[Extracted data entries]
○ ○ ○ ○ ○

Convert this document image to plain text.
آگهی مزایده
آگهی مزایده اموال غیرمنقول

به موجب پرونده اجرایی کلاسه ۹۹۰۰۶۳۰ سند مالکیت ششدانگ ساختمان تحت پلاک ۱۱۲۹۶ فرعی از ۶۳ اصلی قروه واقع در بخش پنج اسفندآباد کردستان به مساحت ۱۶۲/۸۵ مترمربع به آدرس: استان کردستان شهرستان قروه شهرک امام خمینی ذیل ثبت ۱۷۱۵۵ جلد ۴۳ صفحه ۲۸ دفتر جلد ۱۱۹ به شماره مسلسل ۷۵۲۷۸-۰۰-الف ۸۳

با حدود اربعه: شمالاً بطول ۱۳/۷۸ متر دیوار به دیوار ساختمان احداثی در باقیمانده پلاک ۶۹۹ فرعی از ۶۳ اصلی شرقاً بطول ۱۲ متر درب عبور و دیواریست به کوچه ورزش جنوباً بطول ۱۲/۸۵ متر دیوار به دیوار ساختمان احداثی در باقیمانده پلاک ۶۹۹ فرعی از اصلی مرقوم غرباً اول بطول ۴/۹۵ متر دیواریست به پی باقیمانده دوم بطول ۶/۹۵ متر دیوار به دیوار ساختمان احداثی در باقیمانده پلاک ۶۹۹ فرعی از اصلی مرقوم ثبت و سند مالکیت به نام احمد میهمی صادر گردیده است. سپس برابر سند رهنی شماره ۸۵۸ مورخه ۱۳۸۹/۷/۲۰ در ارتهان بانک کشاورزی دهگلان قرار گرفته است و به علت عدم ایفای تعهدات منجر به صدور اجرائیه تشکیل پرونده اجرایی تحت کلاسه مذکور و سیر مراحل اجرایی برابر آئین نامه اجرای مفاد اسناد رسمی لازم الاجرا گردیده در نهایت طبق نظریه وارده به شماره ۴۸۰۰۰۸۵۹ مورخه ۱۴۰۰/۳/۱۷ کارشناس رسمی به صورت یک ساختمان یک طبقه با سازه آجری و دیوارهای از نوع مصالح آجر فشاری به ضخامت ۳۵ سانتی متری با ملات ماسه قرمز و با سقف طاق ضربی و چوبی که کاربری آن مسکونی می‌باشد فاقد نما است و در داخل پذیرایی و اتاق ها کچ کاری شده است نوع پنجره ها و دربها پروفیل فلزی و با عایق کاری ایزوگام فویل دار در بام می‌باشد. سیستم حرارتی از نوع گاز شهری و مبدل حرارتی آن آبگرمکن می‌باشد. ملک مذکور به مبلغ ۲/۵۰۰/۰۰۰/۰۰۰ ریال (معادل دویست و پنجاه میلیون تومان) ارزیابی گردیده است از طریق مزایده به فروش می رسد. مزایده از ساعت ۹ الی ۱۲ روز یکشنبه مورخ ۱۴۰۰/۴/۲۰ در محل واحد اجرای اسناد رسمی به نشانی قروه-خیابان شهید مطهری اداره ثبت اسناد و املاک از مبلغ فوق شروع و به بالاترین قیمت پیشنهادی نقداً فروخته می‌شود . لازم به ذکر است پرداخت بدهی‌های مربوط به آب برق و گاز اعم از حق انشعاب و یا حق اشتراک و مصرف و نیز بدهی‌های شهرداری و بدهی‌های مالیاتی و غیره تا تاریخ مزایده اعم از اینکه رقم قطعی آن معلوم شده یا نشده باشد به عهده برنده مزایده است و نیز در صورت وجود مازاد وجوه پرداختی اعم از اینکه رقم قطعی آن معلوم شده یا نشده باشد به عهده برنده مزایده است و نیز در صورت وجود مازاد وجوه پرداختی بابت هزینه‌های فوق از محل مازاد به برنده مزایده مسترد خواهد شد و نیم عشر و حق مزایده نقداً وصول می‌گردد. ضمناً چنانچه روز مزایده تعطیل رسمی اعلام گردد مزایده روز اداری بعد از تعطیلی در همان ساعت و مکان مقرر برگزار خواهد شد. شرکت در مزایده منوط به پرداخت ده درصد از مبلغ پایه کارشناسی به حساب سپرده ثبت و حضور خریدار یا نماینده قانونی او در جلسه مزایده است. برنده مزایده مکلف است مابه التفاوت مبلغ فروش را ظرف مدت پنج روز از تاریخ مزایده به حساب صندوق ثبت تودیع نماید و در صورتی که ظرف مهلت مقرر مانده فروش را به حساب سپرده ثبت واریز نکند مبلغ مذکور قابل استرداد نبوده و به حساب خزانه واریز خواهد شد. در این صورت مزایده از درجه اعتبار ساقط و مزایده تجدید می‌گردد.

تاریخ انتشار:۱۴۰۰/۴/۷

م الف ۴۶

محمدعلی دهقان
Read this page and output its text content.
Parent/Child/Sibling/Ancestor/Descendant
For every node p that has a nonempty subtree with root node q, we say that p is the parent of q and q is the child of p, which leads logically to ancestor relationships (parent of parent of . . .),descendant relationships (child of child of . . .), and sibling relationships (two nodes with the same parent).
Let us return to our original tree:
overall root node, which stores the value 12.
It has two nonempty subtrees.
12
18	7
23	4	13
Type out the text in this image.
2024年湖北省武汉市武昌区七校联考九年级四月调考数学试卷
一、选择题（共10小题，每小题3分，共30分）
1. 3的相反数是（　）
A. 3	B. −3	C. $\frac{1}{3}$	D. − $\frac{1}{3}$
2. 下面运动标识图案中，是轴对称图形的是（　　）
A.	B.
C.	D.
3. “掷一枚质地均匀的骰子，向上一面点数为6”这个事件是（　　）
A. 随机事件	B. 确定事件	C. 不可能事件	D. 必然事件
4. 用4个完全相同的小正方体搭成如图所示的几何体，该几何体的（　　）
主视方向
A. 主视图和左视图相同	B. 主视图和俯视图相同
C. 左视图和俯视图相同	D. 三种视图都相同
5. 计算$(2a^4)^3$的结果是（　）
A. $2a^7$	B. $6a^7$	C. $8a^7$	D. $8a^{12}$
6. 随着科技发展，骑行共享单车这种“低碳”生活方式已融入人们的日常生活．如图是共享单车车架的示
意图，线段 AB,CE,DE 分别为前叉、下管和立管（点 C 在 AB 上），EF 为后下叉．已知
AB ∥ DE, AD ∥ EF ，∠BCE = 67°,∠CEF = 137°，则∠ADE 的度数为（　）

○ ○ ○ ○ ○

* Given problem
Identify and list each line with the word "root".

* Output for this task
For every node p that has a nonempty subtree with root node q, we say that p is the parent of q and q is the child of p, which leads logically to ancestor relationships (parent of parent of . . .),descendant relationships (child of child of . . .), and sibling relationships (two nodes with the same parent).
overall root node, which stores the value 12.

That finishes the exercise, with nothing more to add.